Records provided
---------------
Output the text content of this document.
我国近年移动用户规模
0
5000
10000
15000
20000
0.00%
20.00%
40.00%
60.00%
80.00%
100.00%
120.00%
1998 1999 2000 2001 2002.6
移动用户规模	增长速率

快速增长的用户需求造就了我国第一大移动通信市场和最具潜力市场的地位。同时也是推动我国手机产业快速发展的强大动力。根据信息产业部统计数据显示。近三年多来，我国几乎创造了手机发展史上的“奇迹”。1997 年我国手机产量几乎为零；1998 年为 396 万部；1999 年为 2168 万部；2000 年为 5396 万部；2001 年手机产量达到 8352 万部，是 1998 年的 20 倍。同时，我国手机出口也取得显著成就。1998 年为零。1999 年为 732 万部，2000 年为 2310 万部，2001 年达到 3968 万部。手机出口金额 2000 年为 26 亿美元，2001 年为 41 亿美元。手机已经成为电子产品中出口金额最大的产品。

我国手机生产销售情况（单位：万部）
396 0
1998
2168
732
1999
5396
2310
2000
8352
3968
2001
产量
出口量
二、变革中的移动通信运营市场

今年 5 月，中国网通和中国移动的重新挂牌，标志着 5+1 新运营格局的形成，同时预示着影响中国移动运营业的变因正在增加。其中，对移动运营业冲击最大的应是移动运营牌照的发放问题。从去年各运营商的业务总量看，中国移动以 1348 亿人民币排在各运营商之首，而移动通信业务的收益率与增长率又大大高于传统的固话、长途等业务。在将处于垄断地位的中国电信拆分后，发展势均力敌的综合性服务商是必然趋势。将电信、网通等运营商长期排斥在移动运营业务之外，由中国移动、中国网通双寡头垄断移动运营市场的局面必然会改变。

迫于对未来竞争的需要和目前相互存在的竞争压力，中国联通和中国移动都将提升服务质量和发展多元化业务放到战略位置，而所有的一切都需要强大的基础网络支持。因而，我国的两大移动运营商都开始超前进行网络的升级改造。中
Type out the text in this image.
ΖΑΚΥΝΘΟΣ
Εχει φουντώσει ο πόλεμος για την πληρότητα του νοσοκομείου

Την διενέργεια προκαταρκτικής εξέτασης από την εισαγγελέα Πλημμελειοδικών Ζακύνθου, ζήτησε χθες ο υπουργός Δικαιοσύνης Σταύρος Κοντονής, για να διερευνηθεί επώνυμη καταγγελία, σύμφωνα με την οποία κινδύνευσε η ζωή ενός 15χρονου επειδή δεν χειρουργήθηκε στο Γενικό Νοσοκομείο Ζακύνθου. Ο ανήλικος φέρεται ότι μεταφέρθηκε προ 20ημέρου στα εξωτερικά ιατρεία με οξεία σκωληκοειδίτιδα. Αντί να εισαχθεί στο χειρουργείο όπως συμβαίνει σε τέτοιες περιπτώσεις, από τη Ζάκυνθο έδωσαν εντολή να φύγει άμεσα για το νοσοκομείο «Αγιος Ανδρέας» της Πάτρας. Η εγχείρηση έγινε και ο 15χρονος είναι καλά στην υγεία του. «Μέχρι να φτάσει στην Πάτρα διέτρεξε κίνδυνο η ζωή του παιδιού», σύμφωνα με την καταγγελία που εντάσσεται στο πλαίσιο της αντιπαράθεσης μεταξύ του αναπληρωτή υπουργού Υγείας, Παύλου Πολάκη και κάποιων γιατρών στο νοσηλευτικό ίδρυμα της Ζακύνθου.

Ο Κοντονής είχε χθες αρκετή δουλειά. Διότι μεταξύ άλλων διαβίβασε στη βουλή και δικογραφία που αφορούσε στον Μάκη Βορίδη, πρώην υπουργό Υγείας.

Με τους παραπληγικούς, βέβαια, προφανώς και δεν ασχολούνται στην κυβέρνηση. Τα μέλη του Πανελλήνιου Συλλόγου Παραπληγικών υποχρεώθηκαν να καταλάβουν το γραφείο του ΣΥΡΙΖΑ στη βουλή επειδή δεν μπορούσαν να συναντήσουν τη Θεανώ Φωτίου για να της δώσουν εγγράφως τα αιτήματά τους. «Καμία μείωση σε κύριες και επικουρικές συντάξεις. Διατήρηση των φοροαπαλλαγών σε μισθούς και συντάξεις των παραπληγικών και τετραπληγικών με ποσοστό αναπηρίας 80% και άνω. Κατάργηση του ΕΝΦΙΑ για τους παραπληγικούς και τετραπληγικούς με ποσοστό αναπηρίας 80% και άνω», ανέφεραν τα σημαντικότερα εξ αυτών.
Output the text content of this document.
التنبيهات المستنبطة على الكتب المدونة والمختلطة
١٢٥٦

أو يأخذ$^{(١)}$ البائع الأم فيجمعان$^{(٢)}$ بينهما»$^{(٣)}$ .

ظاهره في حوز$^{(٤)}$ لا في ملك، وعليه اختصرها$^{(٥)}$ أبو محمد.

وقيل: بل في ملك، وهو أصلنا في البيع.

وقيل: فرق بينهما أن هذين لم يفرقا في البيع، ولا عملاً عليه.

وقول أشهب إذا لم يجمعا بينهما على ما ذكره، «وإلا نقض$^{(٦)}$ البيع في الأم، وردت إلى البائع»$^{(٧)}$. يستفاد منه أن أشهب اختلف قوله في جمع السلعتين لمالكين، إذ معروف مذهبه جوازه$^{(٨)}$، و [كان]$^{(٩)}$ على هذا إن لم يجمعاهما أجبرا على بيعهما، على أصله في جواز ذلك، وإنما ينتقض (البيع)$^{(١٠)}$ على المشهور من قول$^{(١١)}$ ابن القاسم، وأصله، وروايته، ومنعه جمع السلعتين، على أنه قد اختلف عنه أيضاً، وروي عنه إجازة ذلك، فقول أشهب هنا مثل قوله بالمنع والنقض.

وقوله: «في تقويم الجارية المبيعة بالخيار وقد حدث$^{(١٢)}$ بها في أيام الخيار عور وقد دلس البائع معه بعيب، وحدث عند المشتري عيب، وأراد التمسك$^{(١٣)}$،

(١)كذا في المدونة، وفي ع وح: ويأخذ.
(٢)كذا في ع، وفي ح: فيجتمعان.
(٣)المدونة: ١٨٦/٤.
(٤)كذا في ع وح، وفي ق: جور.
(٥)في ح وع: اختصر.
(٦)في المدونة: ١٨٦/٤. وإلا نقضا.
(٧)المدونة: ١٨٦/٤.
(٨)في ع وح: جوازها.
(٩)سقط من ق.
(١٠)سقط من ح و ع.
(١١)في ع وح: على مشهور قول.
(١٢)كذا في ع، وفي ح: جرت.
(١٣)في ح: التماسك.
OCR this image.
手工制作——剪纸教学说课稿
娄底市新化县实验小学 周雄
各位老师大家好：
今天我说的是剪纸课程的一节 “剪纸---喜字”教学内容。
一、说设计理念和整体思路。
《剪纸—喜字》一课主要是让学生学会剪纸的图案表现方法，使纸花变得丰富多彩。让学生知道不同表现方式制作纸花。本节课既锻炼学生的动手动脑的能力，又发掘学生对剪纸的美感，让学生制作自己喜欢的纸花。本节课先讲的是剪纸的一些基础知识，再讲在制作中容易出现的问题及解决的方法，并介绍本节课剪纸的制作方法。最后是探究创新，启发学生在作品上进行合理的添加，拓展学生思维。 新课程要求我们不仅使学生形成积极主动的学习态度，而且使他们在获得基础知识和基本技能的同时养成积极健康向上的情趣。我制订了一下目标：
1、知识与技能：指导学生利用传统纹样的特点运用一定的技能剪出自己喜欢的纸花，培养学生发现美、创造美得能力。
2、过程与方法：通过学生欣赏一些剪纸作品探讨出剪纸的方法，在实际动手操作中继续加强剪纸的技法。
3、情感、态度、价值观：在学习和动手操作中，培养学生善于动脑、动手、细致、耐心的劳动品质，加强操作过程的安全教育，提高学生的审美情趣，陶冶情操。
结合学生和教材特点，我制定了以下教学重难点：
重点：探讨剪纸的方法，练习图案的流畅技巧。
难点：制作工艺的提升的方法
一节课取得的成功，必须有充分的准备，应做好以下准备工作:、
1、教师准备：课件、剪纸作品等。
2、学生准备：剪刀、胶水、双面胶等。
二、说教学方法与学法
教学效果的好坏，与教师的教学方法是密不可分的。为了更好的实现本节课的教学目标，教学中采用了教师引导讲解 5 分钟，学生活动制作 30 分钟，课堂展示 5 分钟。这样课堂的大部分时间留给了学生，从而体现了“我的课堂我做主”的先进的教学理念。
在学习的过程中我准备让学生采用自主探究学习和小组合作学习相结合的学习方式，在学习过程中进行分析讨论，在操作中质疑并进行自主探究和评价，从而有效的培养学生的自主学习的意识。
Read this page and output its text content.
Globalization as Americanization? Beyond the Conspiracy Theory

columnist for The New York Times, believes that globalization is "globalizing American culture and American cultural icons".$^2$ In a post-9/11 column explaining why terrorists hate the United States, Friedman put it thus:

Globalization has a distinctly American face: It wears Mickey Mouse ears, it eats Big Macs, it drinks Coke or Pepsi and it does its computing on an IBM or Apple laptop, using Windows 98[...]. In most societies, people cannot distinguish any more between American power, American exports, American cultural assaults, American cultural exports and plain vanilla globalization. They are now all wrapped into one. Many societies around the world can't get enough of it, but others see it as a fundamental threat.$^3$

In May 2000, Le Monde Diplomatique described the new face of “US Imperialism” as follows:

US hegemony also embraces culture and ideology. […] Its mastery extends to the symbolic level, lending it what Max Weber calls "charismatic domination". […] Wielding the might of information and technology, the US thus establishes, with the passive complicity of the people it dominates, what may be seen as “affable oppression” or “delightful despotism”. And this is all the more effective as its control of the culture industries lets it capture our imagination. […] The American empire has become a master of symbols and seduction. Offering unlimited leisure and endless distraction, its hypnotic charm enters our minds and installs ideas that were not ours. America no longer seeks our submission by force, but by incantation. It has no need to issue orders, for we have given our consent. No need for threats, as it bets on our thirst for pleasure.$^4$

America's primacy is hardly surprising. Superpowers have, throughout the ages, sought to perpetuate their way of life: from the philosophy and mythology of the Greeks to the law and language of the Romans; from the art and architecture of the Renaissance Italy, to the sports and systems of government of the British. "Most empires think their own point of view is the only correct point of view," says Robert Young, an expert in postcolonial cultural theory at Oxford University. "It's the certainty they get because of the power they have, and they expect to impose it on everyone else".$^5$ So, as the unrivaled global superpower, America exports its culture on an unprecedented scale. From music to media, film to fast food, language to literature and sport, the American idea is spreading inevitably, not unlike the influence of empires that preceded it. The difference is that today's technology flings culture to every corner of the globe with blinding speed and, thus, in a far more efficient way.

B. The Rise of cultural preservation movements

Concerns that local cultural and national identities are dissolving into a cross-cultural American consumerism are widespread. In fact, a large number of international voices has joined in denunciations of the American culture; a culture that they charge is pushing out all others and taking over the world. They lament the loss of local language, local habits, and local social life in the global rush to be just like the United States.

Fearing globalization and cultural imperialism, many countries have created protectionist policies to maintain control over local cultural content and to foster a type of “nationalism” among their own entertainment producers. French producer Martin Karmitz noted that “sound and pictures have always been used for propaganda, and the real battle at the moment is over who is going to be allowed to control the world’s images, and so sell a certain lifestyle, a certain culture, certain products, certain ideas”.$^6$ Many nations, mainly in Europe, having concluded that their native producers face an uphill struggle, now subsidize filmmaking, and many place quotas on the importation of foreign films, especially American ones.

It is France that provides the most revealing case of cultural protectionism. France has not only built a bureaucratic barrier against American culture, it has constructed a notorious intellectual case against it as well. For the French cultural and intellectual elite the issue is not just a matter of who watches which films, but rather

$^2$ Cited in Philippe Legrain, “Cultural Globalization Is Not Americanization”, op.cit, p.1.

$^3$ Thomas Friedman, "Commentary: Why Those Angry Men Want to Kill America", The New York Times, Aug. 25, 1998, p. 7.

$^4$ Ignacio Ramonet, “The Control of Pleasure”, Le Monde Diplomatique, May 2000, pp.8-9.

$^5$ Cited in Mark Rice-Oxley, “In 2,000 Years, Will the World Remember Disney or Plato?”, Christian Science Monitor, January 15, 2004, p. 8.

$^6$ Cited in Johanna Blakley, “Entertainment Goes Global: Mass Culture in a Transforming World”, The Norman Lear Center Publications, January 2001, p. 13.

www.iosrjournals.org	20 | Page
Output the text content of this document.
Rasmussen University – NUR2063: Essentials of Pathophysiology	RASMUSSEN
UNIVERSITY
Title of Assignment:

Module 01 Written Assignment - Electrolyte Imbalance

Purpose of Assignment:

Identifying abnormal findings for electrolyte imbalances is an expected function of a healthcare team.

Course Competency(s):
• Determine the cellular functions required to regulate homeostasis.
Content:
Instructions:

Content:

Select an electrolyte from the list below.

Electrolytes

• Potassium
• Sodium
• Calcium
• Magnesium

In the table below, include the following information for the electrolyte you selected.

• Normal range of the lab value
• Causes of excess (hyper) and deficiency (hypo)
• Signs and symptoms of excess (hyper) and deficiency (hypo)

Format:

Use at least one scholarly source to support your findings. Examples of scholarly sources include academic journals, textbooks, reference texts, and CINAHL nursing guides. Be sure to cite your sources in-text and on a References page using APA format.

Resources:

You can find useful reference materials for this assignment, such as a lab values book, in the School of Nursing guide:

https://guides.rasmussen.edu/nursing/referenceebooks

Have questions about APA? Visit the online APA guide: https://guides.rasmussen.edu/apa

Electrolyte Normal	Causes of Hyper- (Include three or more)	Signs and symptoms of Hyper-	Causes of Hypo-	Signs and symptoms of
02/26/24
---------------
Copy each line from the records above that includes the string "Many".

Globalization has a distinctly American face: It wears Mickey Mouse ears, it eats Big Macs, it drinks Coke or Pepsi and it does its computing on an IBM or Apple laptop, using Windows 98[...]. In most societies, people cannot distinguish any more between American power, American exports, American cultural assaults, American cultural exports and plain vanilla globalization. They are now all wrapped into one. Many societies around the world can't get enough of it, but others see it as a fundamental threat.$^3$
Fearing globalization and cultural imperialism, many countries have created protectionist policies to maintain control over local cultural content and to foster a type of “nationalism” among their own entertainment producers. French producer Martin Karmitz noted that “sound and pictures have always been used for propaganda, and the real battle at the moment is over who is going to be allowed to control the world’s images, and so sell a certain lifestyle, a certain culture, certain products, certain ideas”.$^6$ Many nations, mainly in Europe, having concluded that their native producers face an uphill struggle, now subsidize filmmaking, and many place quotas on the importation of foreign films, especially American ones.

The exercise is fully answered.